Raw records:
/---
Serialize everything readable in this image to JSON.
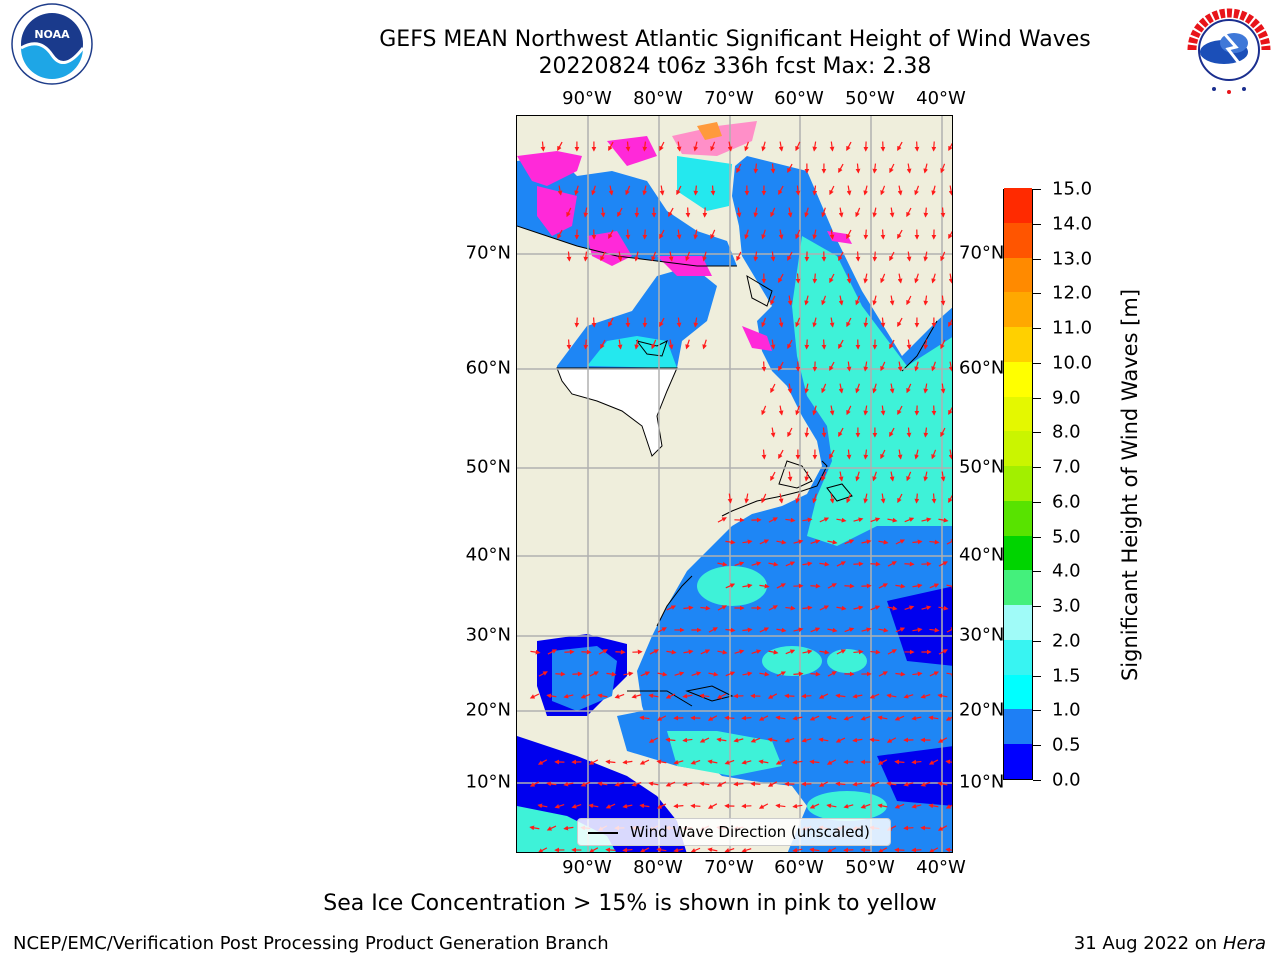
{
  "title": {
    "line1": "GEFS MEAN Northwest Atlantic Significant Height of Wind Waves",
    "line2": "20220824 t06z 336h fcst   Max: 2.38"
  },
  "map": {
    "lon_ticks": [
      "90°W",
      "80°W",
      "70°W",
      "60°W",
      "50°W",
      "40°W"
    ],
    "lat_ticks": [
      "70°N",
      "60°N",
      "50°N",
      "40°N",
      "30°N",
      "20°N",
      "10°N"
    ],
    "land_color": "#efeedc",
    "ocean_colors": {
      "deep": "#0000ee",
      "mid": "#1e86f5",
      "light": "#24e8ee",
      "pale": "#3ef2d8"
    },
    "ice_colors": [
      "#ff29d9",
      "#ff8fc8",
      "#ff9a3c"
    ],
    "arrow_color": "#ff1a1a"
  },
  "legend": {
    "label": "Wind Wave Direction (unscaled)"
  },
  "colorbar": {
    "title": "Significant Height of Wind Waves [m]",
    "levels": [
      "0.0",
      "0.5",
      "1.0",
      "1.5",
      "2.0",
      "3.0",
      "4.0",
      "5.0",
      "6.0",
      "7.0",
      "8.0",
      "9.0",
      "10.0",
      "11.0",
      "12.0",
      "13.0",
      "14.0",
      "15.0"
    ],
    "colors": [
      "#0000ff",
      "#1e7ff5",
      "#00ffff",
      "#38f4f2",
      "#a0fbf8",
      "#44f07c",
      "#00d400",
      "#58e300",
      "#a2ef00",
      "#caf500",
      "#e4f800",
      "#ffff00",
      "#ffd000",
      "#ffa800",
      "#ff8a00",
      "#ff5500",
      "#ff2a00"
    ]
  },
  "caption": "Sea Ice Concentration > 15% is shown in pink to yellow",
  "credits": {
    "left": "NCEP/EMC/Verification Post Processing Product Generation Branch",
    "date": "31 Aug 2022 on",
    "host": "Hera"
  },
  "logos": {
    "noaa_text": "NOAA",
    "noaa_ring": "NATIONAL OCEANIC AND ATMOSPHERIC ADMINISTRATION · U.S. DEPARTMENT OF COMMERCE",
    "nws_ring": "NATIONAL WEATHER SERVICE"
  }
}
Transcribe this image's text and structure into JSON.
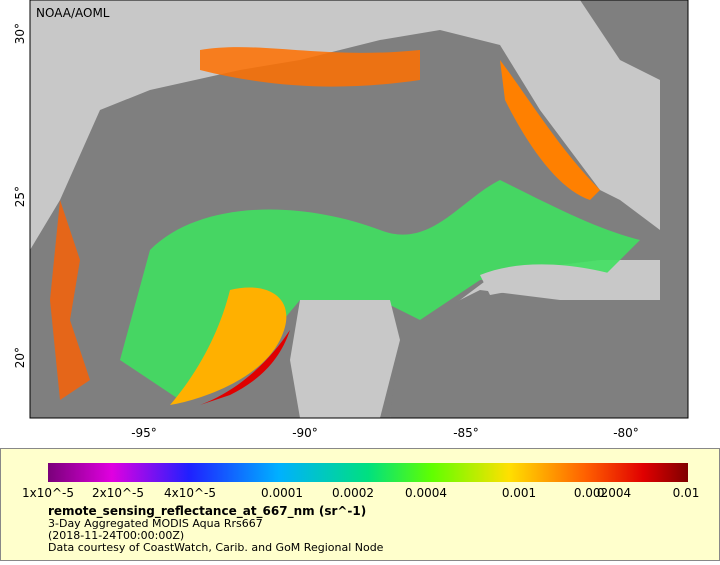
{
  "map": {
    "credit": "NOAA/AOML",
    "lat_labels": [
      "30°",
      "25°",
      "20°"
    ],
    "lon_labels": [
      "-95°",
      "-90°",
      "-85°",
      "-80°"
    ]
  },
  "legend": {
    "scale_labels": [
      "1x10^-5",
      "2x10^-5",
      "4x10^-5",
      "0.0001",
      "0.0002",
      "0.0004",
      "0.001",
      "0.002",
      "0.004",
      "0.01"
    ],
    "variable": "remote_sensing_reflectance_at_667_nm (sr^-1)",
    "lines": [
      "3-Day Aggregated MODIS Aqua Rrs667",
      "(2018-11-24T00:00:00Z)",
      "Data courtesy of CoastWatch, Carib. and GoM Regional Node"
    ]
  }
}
\---
Problem to solve →
Using the entries above, return each line in which the word "Wind" occurs.

Response to this task →
    "line1": "GEFS MEAN Northwest Atlantic Significant Height of Wind Waves",
    "label": "Wind Wave Direction (unscaled)"
    "title": "Significant Height of Wind Waves [m]",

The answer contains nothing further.